● Stored entries

┌──

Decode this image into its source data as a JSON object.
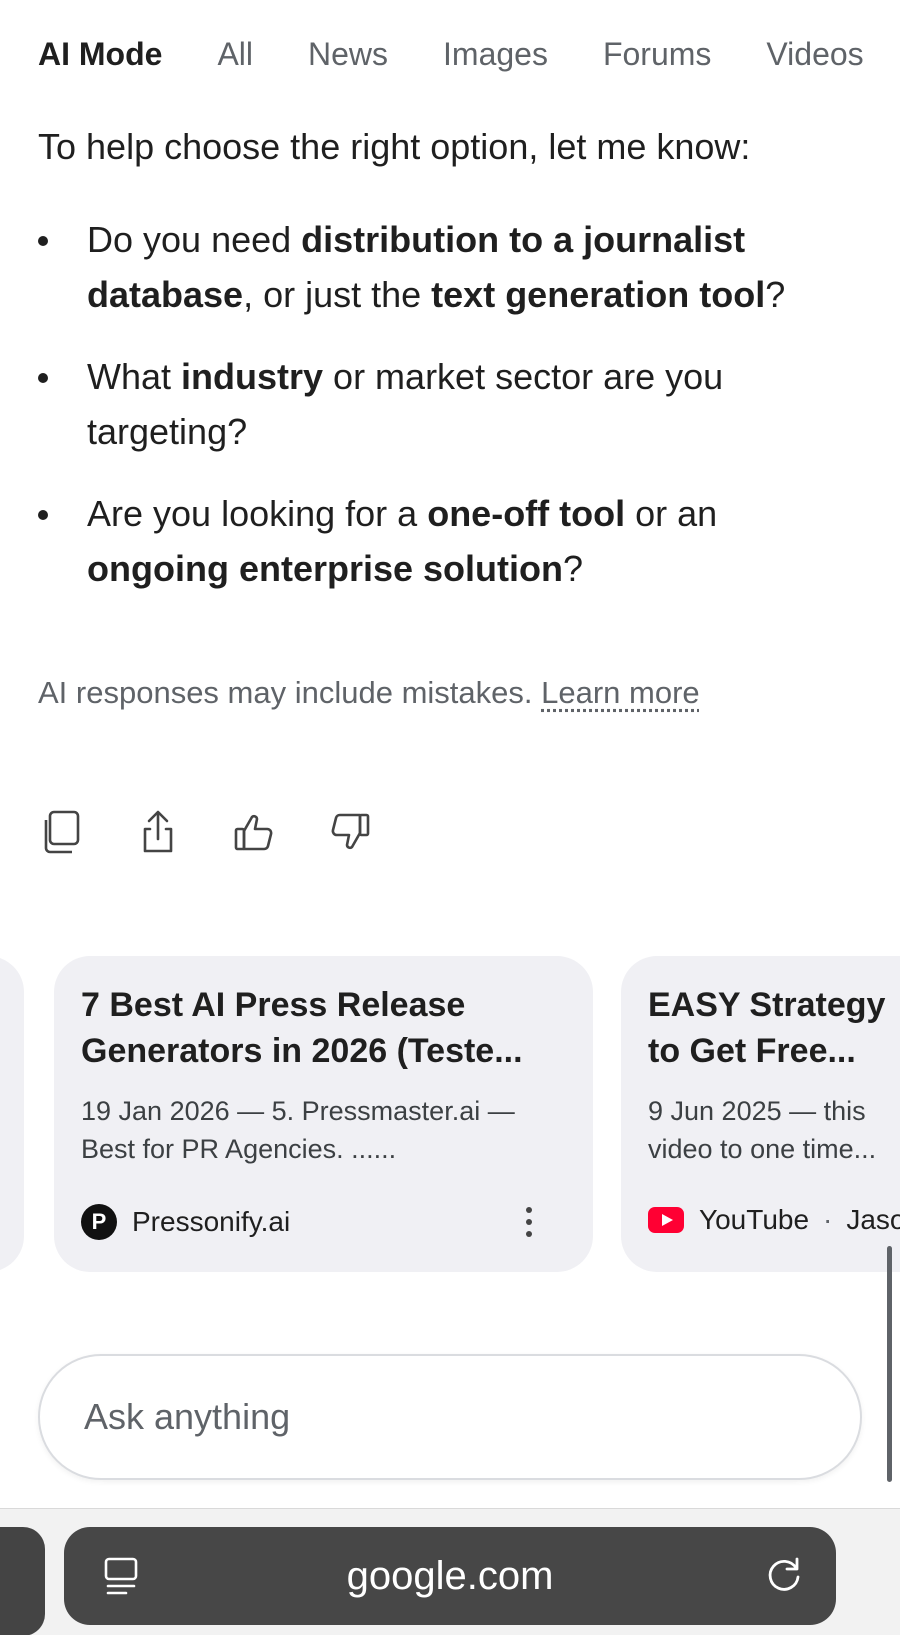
{
  "tabs": [
    {
      "label": "AI Mode",
      "active": true
    },
    {
      "label": "All"
    },
    {
      "label": "News"
    },
    {
      "label": "Images"
    },
    {
      "label": "Forums"
    },
    {
      "label": "Videos"
    }
  ],
  "intro": "To help choose the right option, let me know:",
  "bullets": [
    {
      "parts": [
        "Do you need ",
        "distribution to a journalist database",
        ", or just the ",
        "text generation tool",
        "?"
      ]
    },
    {
      "parts": [
        "What ",
        "industry",
        " or market sector are you targeting?"
      ]
    },
    {
      "parts": [
        "Are you looking for a ",
        "one-off tool",
        " or an ",
        "ongoing enterprise solution",
        "?"
      ]
    }
  ],
  "disclaimer": {
    "text": "AI responses may include mistakes.",
    "link": "Learn more"
  },
  "actions": [
    {
      "icon": "copy-icon"
    },
    {
      "icon": "share-icon"
    },
    {
      "icon": "thumbs-up-icon"
    },
    {
      "icon": "thumbs-down-icon"
    }
  ],
  "cards": [
    {
      "title": "7 Best AI Press Release Generators in 2026 (Teste...",
      "snippet": "19 Jan 2026 — 5. Pressmaster.ai — Best for PR Agencies. ......",
      "source": "Pressonify.ai",
      "source_logo_letter": "P"
    },
    {
      "title": "EASY Strategy to Get Free...",
      "snippet": "9 Jun 2025 — this video to one time...",
      "source": "YouTube",
      "author": "Jaso"
    }
  ],
  "ask": {
    "placeholder": "Ask anything"
  },
  "browser": {
    "url": "google.com"
  },
  "colors": {
    "brand_youtube": "#ff0033",
    "urlbar": "#474747",
    "card_bg": "#f0f0f4"
  }
}
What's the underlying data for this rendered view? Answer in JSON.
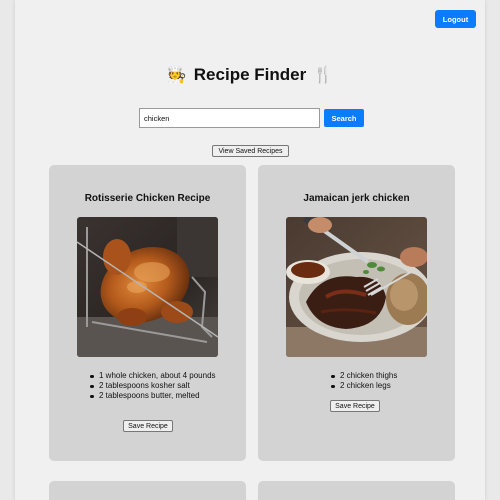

└──

● SET PROBLEM
Copy out the lines that hold "snippet".

● TASK OUTPUT
      "snippet": "19 Jan 2026 — 5. Pressmaster.ai — Best for PR Agencies. ......",
      "snippet": "9 Jun 2025 — this video to one time...",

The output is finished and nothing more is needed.